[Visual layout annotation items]
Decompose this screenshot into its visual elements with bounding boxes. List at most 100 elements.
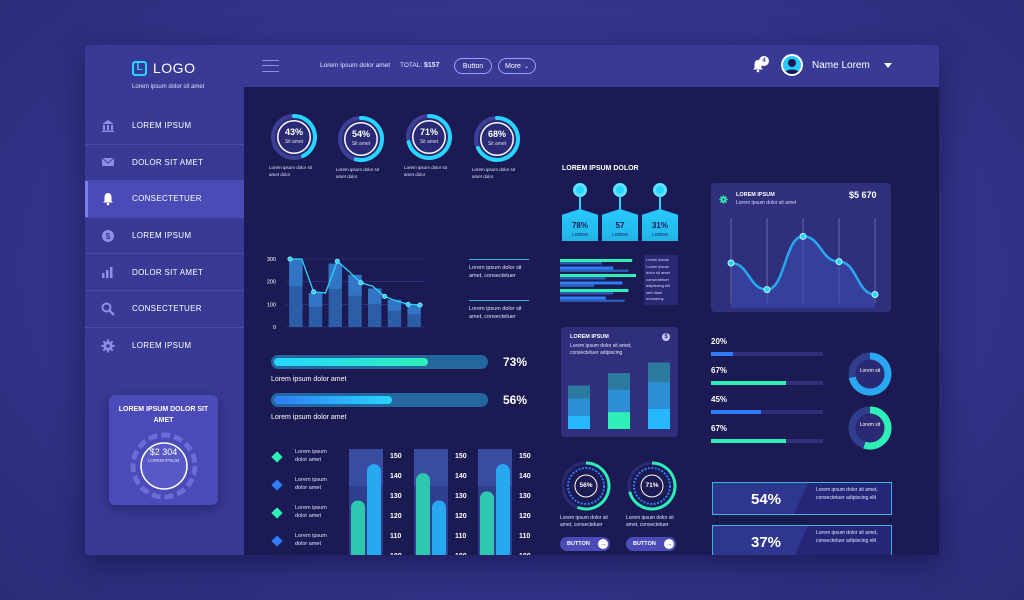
tag-label: LOREM	[651, 232, 668, 237]
column-bar	[367, 464, 381, 555]
mail-icon	[101, 155, 115, 169]
column-tick-label: 110	[455, 533, 466, 540]
gauge-card: 56% Lorem ipsum dolor sit amet, consectet…	[560, 460, 624, 555]
horizontal-bars-chart	[560, 259, 636, 302]
bank-icon	[101, 119, 115, 133]
column-tick-label: 150	[519, 453, 531, 460]
line-chart-title: LOREM IPSUM	[736, 192, 775, 198]
logo[interactable]: L LOGO	[132, 60, 195, 76]
user-menu-caret-icon[interactable]	[884, 63, 892, 68]
ring-chart	[848, 406, 892, 450]
legend-label: Lorem ipsum dolor amet	[295, 533, 327, 547]
hamburger-menu-icon[interactable]	[262, 60, 279, 72]
mini-bar-chart	[568, 362, 670, 429]
column-tick-label: 140	[455, 473, 467, 480]
mini-panel-title: LOREM IPSUM	[570, 334, 609, 340]
ring-card: Lorem sit	[847, 351, 893, 397]
gauge-pct: 71%	[645, 482, 659, 489]
donut-label: Sit amet	[487, 141, 507, 147]
gauge-button[interactable]: BUTTON →	[626, 537, 676, 551]
promo-ring	[130, 432, 198, 500]
sidebar-nav: LOREM IPSUM DOLOR SIT AMET CONSECTETUER …	[85, 108, 244, 364]
logo-icon: L	[132, 60, 147, 76]
donut-card[interactable]: 43% Sit amet Lorem ipsum dolor sit amet do…	[269, 112, 331, 182]
main-content: 43% Sit amet Lorem ipsum dolor sit amet do…	[244, 87, 939, 555]
gauge-button[interactable]: BUTTON →	[560, 537, 610, 551]
donut-caption: Lorem ipsum dolor sit amet dolor	[336, 167, 380, 179]
mini-bar-base	[648, 409, 670, 429]
donut-chart	[338, 116, 384, 162]
donut-caption: Lorem ipsum dolor sit amet dolor	[269, 165, 313, 177]
line-point	[417, 302, 423, 308]
sidebar: L LOGO Lorem ipsum dolor sit amet LOREM …	[85, 45, 244, 555]
tag-stem	[579, 197, 581, 211]
y-tick-label: 200	[267, 280, 276, 286]
column-bar	[432, 500, 446, 555]
tag-value: 31%	[651, 221, 668, 230]
donut-card[interactable]: 71% Sit amet Lorem ipsum dolor sit amet do…	[404, 112, 466, 182]
pct-label: 67%	[711, 366, 728, 375]
column-bar	[351, 500, 365, 555]
tags-side-text: Lorem ipsum Lorem ipsum dolor sit amet c…	[644, 255, 678, 305]
topbar-button[interactable]: Button	[454, 58, 492, 74]
sidebar-item-1[interactable]: LOREM IPSUM	[85, 108, 244, 145]
user-name[interactable]: Name Lorem	[812, 60, 870, 71]
bar-highlight	[328, 263, 342, 289]
donut-pct: 43%	[284, 127, 303, 137]
column-tick-label: 100	[390, 553, 402, 555]
sidebar-item-6[interactable]: CONSECTETUER	[85, 291, 244, 328]
stat-pct: 54%	[751, 491, 782, 508]
button-label: BUTTON	[567, 541, 590, 547]
donut-card[interactable]: 54% Sit amet Lorem ipsum dolor sit amet do…	[336, 114, 398, 184]
line-point	[799, 232, 807, 240]
hbar-sub	[560, 284, 595, 287]
sidebar-item-7[interactable]: LOREM IPSUM	[85, 328, 244, 365]
dollar-icon: $	[101, 229, 115, 243]
mini-bar-base	[608, 412, 630, 429]
tag-body	[562, 209, 598, 241]
tag-card[interactable]: 57 LOREM	[602, 183, 638, 245]
sidebar-item-5[interactable]: DOLOR SIT AMET	[85, 254, 244, 291]
line-point	[382, 293, 388, 299]
gauge-chart	[561, 461, 611, 511]
settings-gear-icon[interactable]	[719, 191, 728, 204]
progress-track-2	[271, 393, 488, 407]
tag-stem	[619, 197, 621, 211]
sidebar-item-label: LOREM IPSUM	[132, 341, 192, 351]
avatar[interactable]	[781, 54, 803, 76]
topbar-total: TOTAL: $157	[400, 62, 440, 69]
legend-item: Lorem ipsum dolor amet	[271, 532, 333, 552]
column-tick-label: 130	[519, 493, 531, 500]
tag-card[interactable]: 31% LOREM	[642, 183, 678, 245]
sidebar-item-3[interactable]: CONSECTETUER	[85, 181, 244, 218]
donut-pct: 68%	[487, 129, 506, 139]
dollar-icon[interactable]: $	[662, 333, 670, 341]
mini-bar-top	[568, 385, 590, 399]
pct-track	[711, 410, 823, 414]
tag-value: 57	[615, 221, 625, 230]
y-tick-label: 100	[267, 302, 276, 308]
sidebar-item-4[interactable]: $ LOREM IPSUM	[85, 218, 244, 255]
hbar	[560, 281, 623, 285]
mini-panel-subtitle: Lorem ipsum dolor sit amet, consectetuer…	[570, 343, 632, 356]
column-tick-label: 150	[390, 453, 402, 460]
gauge-chart	[627, 461, 677, 511]
donut-card[interactable]: 68% Sit amet Lorem ipsum dolor sit amet do…	[472, 114, 534, 184]
y-tick-label: 300	[267, 257, 276, 263]
more-dropdown[interactable]: More ⌄	[498, 58, 536, 74]
sidebar-item-2[interactable]: DOLOR SIT AMET	[85, 145, 244, 182]
grouped-column-chart: 150 140 130 120 110 100 150 140 130 120 110 100 150 1…	[349, 449, 531, 555]
trend-line	[290, 258, 421, 306]
pct-fill	[711, 352, 734, 356]
line-point	[405, 301, 411, 307]
line-chart-value: $5 670	[849, 190, 877, 200]
mini-bar-top	[648, 362, 670, 383]
hbar-sub	[560, 269, 629, 272]
progress-label-1: Lorem ipsum dolor amet	[271, 376, 347, 383]
promo-card[interactable]: LOREM IPSUM DOLOR SIT AMET $2 304 LOREM …	[109, 395, 218, 505]
donut-chart	[474, 116, 520, 162]
tag-card[interactable]: 78% LOREM	[562, 183, 598, 245]
column-bar	[496, 464, 510, 555]
gauge-card: 71% Lorem ipsum dolor sit amet, consectet…	[626, 460, 690, 555]
tag-body	[642, 209, 678, 241]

=== WRITTEN EXERCISE ===
Please change every "column-bar" to "vertical-bar" in the items above and write them out again, leaving the rest as it is and omitting the pictures.

=== RESULT OF THIS TASK ===
Decompose this screenshot into its visual elements with bounding boxes. List at most 100 elements.
tag-label: LOREM	[651, 232, 668, 237]
vertical-bar	[367, 464, 381, 555]
mail-icon	[101, 155, 115, 169]
column-tick-label: 110	[455, 533, 466, 540]
gauge-card: 56% Lorem ipsum dolor sit amet, consectet…	[560, 460, 624, 555]
horizontal-bars-chart	[560, 259, 636, 302]
bank-icon	[101, 119, 115, 133]
column-tick-label: 150	[519, 453, 531, 460]
line-chart-title: LOREM IPSUM	[736, 192, 775, 198]
logo[interactable]: L LOGO	[132, 60, 195, 76]
user-menu-caret-icon[interactable]	[884, 63, 892, 68]
ring-chart	[848, 406, 892, 450]
legend-label: Lorem ipsum dolor amet	[295, 533, 327, 547]
hamburger-menu-icon[interactable]	[262, 60, 279, 72]
mini-bar-chart	[568, 362, 670, 429]
column-tick-label: 140	[455, 473, 467, 480]
mini-panel-title: LOREM IPSUM	[570, 334, 609, 340]
ring-card: Lorem sit	[847, 351, 893, 397]
gauge-pct: 71%	[645, 482, 659, 489]
donut-label: Sit amet	[487, 141, 507, 147]
gauge-button[interactable]: BUTTON →	[626, 537, 676, 551]
promo-ring	[130, 432, 198, 500]
sidebar-nav: LOREM IPSUM DOLOR SIT AMET CONSECTETUER …	[85, 108, 244, 364]
logo-icon: L	[132, 60, 147, 76]
donut-card[interactable]: 43% Sit amet Lorem ipsum dolor sit amet do…	[269, 112, 331, 182]
main-content: 43% Sit amet Lorem ipsum dolor sit amet do…	[244, 87, 939, 555]
gauge-button[interactable]: BUTTON →	[560, 537, 610, 551]
donut-caption: Lorem ipsum dolor sit amet dolor	[336, 167, 380, 179]
mini-bar-base	[648, 409, 670, 429]
donut-chart	[338, 116, 384, 162]
donut-caption: Lorem ipsum dolor sit amet dolor	[269, 165, 313, 177]
line-point	[417, 302, 423, 308]
sidebar: L LOGO Lorem ipsum dolor sit amet LOREM …	[85, 45, 244, 555]
tag-stem	[579, 197, 581, 211]
y-tick-label: 200	[267, 280, 276, 286]
vertical-bar	[432, 500, 446, 555]
tag-value: 31%	[651, 221, 668, 230]
donut-card[interactable]: 71% Sit amet Lorem ipsum dolor sit amet do…	[404, 112, 466, 182]
pct-label: 67%	[711, 366, 728, 375]
vertical-bar	[351, 500, 365, 555]
tags-side-text: Lorem ipsum Lorem ipsum dolor sit amet c…	[644, 255, 678, 305]
topbar-button[interactable]: Button	[454, 58, 492, 74]
sidebar-item-1[interactable]: LOREM IPSUM	[85, 108, 244, 145]
user-name[interactable]: Name Lorem	[812, 60, 870, 71]
bar-highlight	[328, 263, 342, 289]
donut-pct: 43%	[284, 127, 303, 137]
column-tick-label: 100	[390, 553, 402, 555]
sidebar-item-6[interactable]: CONSECTETUER	[85, 291, 244, 328]
stat-pct: 54%	[751, 491, 782, 508]
button-label: BUTTON	[567, 541, 590, 547]
donut-card[interactable]: 54% Sit amet Lorem ipsum dolor sit amet do…	[336, 114, 398, 184]
line-point	[799, 232, 807, 240]
hbar-sub	[560, 284, 595, 287]
sidebar-item-7[interactable]: LOREM IPSUM	[85, 328, 244, 365]
dollar-icon: $	[101, 229, 115, 243]
mini-bar-base	[608, 412, 630, 429]
tag-body	[562, 209, 598, 241]
tag-card[interactable]: 57 LOREM	[602, 183, 638, 245]
sidebar-item-5[interactable]: DOLOR SIT AMET	[85, 254, 244, 291]
line-point	[382, 293, 388, 299]
gauge-chart	[561, 461, 611, 511]
settings-gear-icon[interactable]	[719, 191, 728, 204]
progress-track-2	[271, 393, 488, 407]
tag-stem	[619, 197, 621, 211]
sidebar-item-label: LOREM IPSUM	[132, 341, 192, 351]
avatar[interactable]	[781, 54, 803, 76]
topbar-total: TOTAL: $157	[400, 62, 440, 69]
legend-item: Lorem ipsum dolor amet	[271, 532, 333, 552]
column-tick-label: 130	[519, 493, 531, 500]
tag-card[interactable]: 31% LOREM	[642, 183, 678, 245]
sidebar-item-3[interactable]: CONSECTETUER	[85, 181, 244, 218]
donut-pct: 68%	[487, 129, 506, 139]
dollar-icon[interactable]: $	[662, 333, 670, 341]
mini-bar-top	[568, 385, 590, 399]
pct-track	[711, 410, 823, 414]
tag-value: 57	[615, 221, 625, 230]
y-tick-label: 100	[267, 302, 276, 308]
sidebar-item-4[interactable]: $ LOREM IPSUM	[85, 218, 244, 255]
hbar	[560, 281, 623, 285]
mini-panel-subtitle: Lorem ipsum dolor sit amet, consectetuer…	[570, 343, 632, 356]
column-tick-label: 150	[390, 453, 402, 460]
gauge-chart	[627, 461, 677, 511]
donut-card[interactable]: 68% Sit amet Lorem ipsum dolor sit amet do…	[472, 114, 534, 184]
y-tick-label: 300	[267, 257, 276, 263]
more-dropdown[interactable]: More ⌄	[498, 58, 536, 74]
sidebar-item-2[interactable]: DOLOR SIT AMET	[85, 145, 244, 182]
grouped-column-chart: 150 140 130 120 110 100 150 140 130 120 110 100 150 1…	[349, 449, 531, 555]
trend-line	[290, 258, 421, 306]
pct-fill	[711, 352, 734, 356]
line-point	[405, 301, 411, 307]
line-chart-value: $5 670	[849, 190, 877, 200]
mini-bar-top	[648, 362, 670, 383]
hbar-sub	[560, 269, 629, 272]
progress-label-1: Lorem ipsum dolor amet	[271, 376, 347, 383]
promo-card[interactable]: LOREM IPSUM DOLOR SIT AMET $2 304 LOREM …	[109, 395, 218, 505]
donut-chart	[474, 116, 520, 162]
tag-card[interactable]: 78% LOREM	[562, 183, 598, 245]
vertical-bar	[496, 464, 510, 555]
gauge-card: 71% Lorem ipsum dolor sit amet, consectet…	[626, 460, 690, 555]
tag-body	[642, 209, 678, 241]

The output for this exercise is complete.